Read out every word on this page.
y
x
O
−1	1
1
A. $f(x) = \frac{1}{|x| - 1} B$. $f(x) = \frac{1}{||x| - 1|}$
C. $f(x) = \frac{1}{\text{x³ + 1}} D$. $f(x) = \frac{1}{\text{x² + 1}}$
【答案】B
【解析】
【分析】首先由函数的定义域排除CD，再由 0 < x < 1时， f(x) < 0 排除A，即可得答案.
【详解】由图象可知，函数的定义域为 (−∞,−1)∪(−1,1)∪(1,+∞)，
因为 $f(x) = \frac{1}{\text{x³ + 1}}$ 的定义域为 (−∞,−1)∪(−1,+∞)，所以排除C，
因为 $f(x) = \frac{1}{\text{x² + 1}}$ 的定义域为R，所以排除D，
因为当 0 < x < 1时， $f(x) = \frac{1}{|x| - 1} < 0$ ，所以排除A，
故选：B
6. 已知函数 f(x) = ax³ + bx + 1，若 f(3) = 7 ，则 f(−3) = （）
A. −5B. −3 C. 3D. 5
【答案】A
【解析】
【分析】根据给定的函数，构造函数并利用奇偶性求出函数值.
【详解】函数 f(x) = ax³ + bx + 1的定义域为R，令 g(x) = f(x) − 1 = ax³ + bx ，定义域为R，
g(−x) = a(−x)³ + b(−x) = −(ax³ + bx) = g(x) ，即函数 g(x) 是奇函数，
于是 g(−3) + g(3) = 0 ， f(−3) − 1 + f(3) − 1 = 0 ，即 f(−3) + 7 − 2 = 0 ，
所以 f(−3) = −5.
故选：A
━━━━━━
- **Task brief**
Every line above should be printed again exactly as it stands.

- **Solved problem**
Read out every word on this page.
y
x
O
−1	1
1
A. $f(x) = \frac{1}{|x| - 1} B$. $f(x) = \frac{1}{||x| - 1|}$
C. $f(x) = \frac{1}{\text{x³ + 1}} D$. $f(x) = \frac{1}{\text{x² + 1}}$
【答案】B
【解析】
【分析】首先由函数的定义域排除CD，再由 0 < x < 1时， f(x) < 0 排除A，即可得答案.
【详解】由图象可知，函数的定义域为 (−∞,−1)∪(−1,1)∪(1,+∞)，
因为 $f(x) = \frac{1}{\text{x³ + 1}}$ 的定义域为 (−∞,−1)∪(−1,+∞)，所以排除C，
因为 $f(x) = \frac{1}{\text{x² + 1}}$ 的定义域为R，所以排除D，
因为当 0 < x < 1时， $f(x) = \frac{1}{|x| - 1} < 0$ ，所以排除A，
故选：B
6. 已知函数 f(x) = ax³ + bx + 1，若 f(3) = 7 ，则 f(−3) = （）
A. −5B. −3 C. 3D. 5
【答案】A
【解析】
【分析】根据给定的函数，构造函数并利用奇偶性求出函数值.
【详解】函数 f(x) = ax³ + bx + 1的定义域为R，令 g(x) = f(x) − 1 = ax³ + bx ，定义域为R，
g(−x) = a(−x)³ + b(−x) = −(ax³ + bx) = g(x) ，即函数 g(x) 是奇函数，
于是 g(−3) + g(3) = 0 ， f(−3) − 1 + f(3) − 1 = 0 ，即 f(−3) + 7 − 2 = 0 ，
所以 f(−3) = −5.
故选：A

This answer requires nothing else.